:: Records provided ::

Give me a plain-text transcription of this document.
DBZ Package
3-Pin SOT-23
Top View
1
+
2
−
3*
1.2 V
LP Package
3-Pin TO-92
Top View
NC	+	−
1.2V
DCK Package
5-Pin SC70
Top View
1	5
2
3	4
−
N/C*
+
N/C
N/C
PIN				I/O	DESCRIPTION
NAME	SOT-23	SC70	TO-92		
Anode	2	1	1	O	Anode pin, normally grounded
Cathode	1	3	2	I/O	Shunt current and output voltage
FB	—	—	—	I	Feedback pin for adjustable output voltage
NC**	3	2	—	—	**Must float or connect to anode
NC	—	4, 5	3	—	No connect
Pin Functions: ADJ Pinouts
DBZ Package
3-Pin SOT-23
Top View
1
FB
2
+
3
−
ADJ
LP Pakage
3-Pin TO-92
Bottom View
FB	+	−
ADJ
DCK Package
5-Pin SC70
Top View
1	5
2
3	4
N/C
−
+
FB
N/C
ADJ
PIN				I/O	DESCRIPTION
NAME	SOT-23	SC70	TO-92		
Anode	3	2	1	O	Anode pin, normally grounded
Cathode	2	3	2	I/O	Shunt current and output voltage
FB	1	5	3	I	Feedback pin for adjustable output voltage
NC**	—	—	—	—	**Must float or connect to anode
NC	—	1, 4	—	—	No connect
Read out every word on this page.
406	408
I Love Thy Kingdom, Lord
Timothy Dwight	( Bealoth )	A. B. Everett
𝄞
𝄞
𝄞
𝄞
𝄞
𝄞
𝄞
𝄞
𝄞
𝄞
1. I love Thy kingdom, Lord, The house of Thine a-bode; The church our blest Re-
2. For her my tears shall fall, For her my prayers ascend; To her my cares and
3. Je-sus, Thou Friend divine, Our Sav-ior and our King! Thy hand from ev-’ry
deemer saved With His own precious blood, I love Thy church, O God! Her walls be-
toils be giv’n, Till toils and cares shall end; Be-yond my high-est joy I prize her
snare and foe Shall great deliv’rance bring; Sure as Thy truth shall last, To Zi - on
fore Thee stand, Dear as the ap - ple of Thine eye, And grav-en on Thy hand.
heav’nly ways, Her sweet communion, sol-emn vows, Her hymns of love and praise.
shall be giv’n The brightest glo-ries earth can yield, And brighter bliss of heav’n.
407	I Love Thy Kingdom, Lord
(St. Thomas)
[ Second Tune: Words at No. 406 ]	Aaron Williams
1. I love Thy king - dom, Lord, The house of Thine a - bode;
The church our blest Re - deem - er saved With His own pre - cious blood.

:: The problem ::
Pull out every line of the records that includes the string "this".

:: Full answer ::
Give me a plain-text transcription of this document.
Read out every word on this page.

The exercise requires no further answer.